EXERCISE:
Please give the data below again in full, exactly as it stands.

RECORDS FOR THE EXERCISE:
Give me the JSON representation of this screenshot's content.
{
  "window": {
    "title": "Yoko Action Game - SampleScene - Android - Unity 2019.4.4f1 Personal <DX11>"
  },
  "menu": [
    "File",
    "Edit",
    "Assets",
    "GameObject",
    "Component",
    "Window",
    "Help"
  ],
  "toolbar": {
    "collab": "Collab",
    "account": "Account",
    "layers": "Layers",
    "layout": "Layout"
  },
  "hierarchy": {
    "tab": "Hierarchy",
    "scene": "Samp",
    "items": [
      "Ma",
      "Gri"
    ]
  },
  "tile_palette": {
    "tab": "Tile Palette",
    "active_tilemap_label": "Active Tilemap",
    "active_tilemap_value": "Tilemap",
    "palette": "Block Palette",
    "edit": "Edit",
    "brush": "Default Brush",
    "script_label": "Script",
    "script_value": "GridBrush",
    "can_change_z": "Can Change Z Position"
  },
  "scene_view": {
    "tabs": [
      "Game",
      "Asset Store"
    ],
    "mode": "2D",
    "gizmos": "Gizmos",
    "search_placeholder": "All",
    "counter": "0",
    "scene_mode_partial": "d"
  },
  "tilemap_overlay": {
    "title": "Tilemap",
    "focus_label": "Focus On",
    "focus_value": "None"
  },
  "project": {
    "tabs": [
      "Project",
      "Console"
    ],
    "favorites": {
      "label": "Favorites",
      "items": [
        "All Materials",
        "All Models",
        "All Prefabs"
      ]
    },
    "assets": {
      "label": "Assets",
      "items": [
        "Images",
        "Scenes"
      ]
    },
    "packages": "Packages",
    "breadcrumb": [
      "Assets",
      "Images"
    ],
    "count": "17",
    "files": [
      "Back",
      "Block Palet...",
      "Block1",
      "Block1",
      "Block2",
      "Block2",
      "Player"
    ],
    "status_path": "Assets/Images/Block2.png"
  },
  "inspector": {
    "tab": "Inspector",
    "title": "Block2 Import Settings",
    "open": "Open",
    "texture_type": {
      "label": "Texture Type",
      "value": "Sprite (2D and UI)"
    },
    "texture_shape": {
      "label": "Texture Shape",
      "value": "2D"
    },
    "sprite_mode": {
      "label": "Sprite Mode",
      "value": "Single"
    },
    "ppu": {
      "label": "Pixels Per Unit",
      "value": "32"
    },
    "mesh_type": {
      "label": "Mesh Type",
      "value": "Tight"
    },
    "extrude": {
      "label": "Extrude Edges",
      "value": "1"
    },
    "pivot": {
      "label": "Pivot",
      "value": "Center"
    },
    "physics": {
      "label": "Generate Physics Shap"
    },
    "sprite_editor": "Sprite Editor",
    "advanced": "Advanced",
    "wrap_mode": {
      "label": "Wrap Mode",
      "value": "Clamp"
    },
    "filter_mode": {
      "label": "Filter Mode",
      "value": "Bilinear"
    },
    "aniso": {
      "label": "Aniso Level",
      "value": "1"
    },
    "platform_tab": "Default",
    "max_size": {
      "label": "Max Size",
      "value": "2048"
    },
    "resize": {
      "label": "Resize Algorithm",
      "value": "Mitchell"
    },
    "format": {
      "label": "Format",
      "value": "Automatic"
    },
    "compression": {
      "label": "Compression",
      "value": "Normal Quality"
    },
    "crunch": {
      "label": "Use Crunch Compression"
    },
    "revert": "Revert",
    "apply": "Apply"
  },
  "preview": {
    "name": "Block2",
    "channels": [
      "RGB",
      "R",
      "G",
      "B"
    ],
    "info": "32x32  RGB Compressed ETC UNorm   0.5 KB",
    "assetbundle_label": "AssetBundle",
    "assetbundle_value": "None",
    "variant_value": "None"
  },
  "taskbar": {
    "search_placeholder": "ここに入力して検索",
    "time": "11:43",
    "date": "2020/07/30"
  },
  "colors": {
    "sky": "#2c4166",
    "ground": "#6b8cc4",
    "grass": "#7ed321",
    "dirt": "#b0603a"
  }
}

RESPONSE TO THIS TASK:
Give me the JSON representation of this screenshot's content.
{
  "window": {
    "title": "Yoko Action Game - SampleScene - Android - Unity 2019.4.4f1 Personal <DX11>"
  },
  "menu": [
    "File",
    "Edit",
    "Assets",
    "GameObject",
    "Component",
    "Window",
    "Help"
  ],
  "toolbar": {
    "collab": "Collab",
    "account": "Account",
    "layers": "Layers",
    "layout": "Layout"
  },
  "hierarchy": {
    "tab": "Hierarchy",
    "scene": "Samp",
    "items": [
      "Ma",
      "Gri"
    ]
  },
  "tile_palette": {
    "tab": "Tile Palette",
    "active_tilemap_label": "Active Tilemap",
    "active_tilemap_value": "Tilemap",
    "palette": "Block Palette",
    "edit": "Edit",
    "brush": "Default Brush",
    "script_label": "Script",
    "script_value": "GridBrush",
    "can_change_z": "Can Change Z Position"
  },
  "scene_view": {
    "tabs": [
      "Game",
      "Asset Store"
    ],
    "mode": "2D",
    "gizmos": "Gizmos",
    "search_placeholder": "All",
    "counter": "0",
    "scene_mode_partial": "d"
  },
  "tilemap_overlay": {
    "title": "Tilemap",
    "focus_label": "Focus On",
    "focus_value": "None"
  },
  "project": {
    "tabs": [
      "Project",
      "Console"
    ],
    "favorites": {
      "label": "Favorites",
      "items": [
        "All Materials",
        "All Models",
        "All Prefabs"
      ]
    },
    "assets": {
      "label": "Assets",
      "items": [
        "Images",
        "Scenes"
      ]
    },
    "packages": "Packages",
    "breadcrumb": [
      "Assets",
      "Images"
    ],
    "count": "17",
    "files": [
      "Back",
      "Block Palet...",
      "Block1",
      "Block1",
      "Block2",
      "Block2",
      "Player"
    ],
    "status_path": "Assets/Images/Block2.png"
  },
  "inspector": {
    "tab": "Inspector",
    "title": "Block2 Import Settings",
    "open": "Open",
    "texture_type": {
      "label": "Texture Type",
      "value": "Sprite (2D and UI)"
    },
    "texture_shape": {
      "label": "Texture Shape",
      "value": "2D"
    },
    "sprite_mode": {
      "label": "Sprite Mode",
      "value": "Single"
    },
    "ppu": {
      "label": "Pixels Per Unit",
      "value": "32"
    },
    "mesh_type": {
      "label": "Mesh Type",
      "value": "Tight"
    },
    "extrude": {
      "label": "Extrude Edges",
      "value": "1"
    },
    "pivot": {
      "label": "Pivot",
      "value": "Center"
    },
    "physics": {
      "label": "Generate Physics Shap"
    },
    "sprite_editor": "Sprite Editor",
    "advanced": "Advanced",
    "wrap_mode": {
      "label": "Wrap Mode",
      "value": "Clamp"
    },
    "filter_mode": {
      "label": "Filter Mode",
      "value": "Bilinear"
    },
    "aniso": {
      "label": "Aniso Level",
      "value": "1"
    },
    "platform_tab": "Default",
    "max_size": {
      "label": "Max Size",
      "value": "2048"
    },
    "resize": {
      "label": "Resize Algorithm",
      "value": "Mitchell"
    },
    "format": {
      "label": "Format",
      "value": "Automatic"
    },
    "compression": {
      "label": "Compression",
      "value": "Normal Quality"
    },
    "crunch": {
      "label": "Use Crunch Compression"
    },
    "revert": "Revert",
    "apply": "Apply"
  },
  "preview": {
    "name": "Block2",
    "channels": [
      "RGB",
      "R",
      "G",
      "B"
    ],
    "info": "32x32  RGB Compressed ETC UNorm   0.5 KB",
    "assetbundle_label": "AssetBundle",
    "assetbundle_value": "None",
    "variant_value": "None"
  },
  "taskbar": {
    "search_placeholder": "ここに入力して検索",
    "time": "11:43",
    "date": "2020/07/30"
  },
  "colors": {
    "sky": "#2c4166",
    "ground": "#6b8cc4",
    "grass": "#7ed321",
    "dirt": "#b0603a"
  }
}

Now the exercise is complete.